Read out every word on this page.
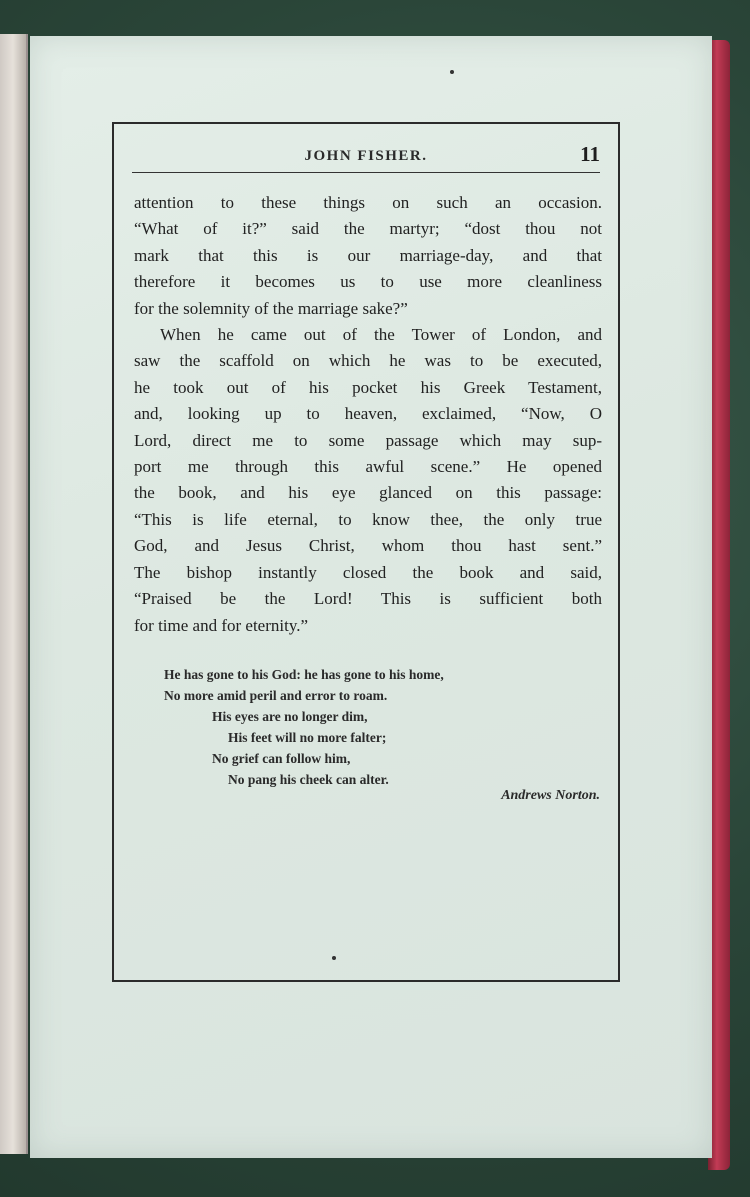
JOHN FISHER.	11
attention to these things on such an occasion.
“What of it?” said the martyr; “dost thou not
mark that this is our marriage-day, and that
therefore it becomes us to use more cleanliness
for the solemnity of the marriage sake?”
When he came out of the Tower of London, and
saw the scaffold on which he was to be executed,
he took out of his pocket his Greek Testament,
and, looking up to heaven, exclaimed, “Now, O
Lord, direct me to some passage which may sup-
port me through this awful scene.” He opened
the book, and his eye glanced on this passage:
“This is life eternal, to know thee, the only true
God, and Jesus Christ, whom thou hast sent.”
The bishop instantly closed the book and said,
“Praised be the Lord! This is sufficient both
for time and for eternity.”
He has gone to his God: he has gone to his home,
No more amid peril and error to roam.
His eyes are no longer dim,
His feet will no more falter;
No grief can follow him,
No pang his cheek can alter.
Andrews Norton.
◆ ◆ ◆ ◆ ◆ ◆ ◆
**Short exercise**
Reproduce the material word for word, minus the images.

**Full output**
Read out every word on this page.
JOHN FISHER.	11
attention to these things on such an occasion.
“What of it?” said the martyr; “dost thou not
mark that this is our marriage-day, and that
therefore it becomes us to use more cleanliness
for the solemnity of the marriage sake?”
When he came out of the Tower of London, and
saw the scaffold on which he was to be executed,
he took out of his pocket his Greek Testament,
and, looking up to heaven, exclaimed, “Now, O
Lord, direct me to some passage which may sup-
port me through this awful scene.” He opened
the book, and his eye glanced on this passage:
“This is life eternal, to know thee, the only true
God, and Jesus Christ, whom thou hast sent.”
The bishop instantly closed the book and said,
“Praised be the Lord! This is sufficient both
for time and for eternity.”
He has gone to his God: he has gone to his home,
No more amid peril and error to roam.
His eyes are no longer dim,
His feet will no more falter;
No grief can follow him,
No pang his cheek can alter.
Andrews Norton.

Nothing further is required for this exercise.